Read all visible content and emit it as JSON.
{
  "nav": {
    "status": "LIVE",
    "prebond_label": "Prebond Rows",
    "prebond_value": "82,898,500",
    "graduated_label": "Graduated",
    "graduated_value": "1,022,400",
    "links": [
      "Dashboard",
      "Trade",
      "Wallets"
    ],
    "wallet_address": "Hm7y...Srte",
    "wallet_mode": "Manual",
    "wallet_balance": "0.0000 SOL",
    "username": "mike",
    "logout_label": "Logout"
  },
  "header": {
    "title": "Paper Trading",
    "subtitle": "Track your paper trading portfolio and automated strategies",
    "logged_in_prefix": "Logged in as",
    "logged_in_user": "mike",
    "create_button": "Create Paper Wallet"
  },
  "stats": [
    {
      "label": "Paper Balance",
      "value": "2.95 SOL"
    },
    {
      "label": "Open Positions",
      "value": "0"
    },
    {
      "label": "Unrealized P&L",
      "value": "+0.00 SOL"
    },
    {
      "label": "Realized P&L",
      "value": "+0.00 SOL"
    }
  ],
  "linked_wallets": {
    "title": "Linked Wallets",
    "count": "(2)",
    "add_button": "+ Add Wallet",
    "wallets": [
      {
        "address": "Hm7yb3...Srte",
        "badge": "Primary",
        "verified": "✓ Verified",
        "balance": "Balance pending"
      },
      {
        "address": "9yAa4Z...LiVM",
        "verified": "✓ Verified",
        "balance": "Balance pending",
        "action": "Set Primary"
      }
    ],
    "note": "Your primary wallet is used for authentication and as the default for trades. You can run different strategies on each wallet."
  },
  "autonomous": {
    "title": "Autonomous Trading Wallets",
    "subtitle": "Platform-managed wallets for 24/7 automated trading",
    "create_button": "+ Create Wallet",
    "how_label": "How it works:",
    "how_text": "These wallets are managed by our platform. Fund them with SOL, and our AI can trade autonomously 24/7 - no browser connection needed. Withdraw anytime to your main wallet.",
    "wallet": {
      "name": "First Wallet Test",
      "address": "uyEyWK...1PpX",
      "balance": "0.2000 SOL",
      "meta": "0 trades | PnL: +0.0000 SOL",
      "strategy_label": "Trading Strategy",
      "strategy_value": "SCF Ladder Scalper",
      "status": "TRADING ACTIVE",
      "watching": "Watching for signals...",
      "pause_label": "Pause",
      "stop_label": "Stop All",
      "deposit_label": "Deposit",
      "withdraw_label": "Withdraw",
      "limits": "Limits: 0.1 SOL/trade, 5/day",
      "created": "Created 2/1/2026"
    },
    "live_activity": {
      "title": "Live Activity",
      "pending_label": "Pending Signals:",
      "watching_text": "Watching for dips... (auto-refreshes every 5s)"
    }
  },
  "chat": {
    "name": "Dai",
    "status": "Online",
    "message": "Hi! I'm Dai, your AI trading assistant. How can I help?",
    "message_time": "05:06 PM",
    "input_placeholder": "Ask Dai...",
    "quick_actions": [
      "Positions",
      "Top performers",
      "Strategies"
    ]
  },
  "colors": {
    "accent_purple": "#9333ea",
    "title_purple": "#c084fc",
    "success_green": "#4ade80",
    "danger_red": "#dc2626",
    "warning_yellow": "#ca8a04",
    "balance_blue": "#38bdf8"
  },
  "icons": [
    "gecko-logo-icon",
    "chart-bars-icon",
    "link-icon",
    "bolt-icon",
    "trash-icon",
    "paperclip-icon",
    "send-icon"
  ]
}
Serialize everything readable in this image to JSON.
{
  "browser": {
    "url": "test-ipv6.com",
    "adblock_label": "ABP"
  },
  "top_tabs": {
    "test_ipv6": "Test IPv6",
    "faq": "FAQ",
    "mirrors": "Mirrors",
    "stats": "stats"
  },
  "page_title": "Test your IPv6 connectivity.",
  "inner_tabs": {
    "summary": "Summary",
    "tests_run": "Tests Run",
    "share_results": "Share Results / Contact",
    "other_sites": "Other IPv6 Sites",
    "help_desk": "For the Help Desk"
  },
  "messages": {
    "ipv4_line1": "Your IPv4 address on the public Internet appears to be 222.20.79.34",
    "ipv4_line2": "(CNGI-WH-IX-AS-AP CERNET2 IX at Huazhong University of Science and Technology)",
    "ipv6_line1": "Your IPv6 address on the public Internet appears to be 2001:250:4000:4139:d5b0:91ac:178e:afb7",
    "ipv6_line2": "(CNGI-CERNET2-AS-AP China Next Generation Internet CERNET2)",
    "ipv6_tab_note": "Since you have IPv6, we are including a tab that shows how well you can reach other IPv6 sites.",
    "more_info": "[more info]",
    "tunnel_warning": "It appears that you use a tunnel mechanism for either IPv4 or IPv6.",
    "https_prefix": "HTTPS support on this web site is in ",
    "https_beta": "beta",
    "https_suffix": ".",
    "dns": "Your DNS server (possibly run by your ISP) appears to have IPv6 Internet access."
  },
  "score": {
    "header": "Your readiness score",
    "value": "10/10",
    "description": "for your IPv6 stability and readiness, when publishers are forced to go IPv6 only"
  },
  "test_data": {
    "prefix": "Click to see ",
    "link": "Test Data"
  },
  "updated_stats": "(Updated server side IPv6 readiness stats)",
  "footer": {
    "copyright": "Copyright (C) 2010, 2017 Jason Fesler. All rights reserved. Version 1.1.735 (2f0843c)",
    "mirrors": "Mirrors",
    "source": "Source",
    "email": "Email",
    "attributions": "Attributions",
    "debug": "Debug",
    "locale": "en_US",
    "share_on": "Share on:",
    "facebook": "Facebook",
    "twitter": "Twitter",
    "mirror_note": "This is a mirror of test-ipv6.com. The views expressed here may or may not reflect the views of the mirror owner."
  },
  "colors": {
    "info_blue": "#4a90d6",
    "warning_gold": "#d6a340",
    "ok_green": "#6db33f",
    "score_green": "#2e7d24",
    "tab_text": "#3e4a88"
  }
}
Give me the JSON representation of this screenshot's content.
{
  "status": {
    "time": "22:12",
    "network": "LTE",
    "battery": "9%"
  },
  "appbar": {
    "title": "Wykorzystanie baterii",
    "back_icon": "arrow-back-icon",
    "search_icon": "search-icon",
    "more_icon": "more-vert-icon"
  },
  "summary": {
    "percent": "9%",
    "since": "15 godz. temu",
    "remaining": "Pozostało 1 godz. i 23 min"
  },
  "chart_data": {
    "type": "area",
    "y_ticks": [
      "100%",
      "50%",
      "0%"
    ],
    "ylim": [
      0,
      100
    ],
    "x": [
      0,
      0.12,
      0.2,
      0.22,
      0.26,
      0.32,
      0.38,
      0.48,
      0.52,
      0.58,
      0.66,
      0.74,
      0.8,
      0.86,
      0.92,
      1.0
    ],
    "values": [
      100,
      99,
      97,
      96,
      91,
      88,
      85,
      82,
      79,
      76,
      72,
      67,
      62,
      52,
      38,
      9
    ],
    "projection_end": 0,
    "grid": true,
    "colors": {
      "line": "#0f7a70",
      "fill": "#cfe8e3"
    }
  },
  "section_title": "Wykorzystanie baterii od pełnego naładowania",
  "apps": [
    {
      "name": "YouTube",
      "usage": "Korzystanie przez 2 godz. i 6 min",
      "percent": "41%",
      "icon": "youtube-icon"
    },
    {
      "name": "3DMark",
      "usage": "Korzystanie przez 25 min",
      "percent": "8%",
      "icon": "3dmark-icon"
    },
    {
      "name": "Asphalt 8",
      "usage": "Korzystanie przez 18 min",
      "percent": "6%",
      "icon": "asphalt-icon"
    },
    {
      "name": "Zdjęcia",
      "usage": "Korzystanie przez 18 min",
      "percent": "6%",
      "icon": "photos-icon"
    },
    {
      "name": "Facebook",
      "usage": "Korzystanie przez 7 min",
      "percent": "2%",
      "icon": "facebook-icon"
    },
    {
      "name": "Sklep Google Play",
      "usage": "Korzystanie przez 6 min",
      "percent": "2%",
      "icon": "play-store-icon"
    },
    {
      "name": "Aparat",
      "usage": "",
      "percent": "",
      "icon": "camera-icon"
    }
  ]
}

· · · · · · ·

_DIRECTIVE_:
Write out every line of the listing that holds the word "Wykorzystanie".

_ANSWER IN FULL_:
    "title": "Wykorzystanie baterii",
  "section_title": "Wykorzystanie baterii od pełnego naładowania",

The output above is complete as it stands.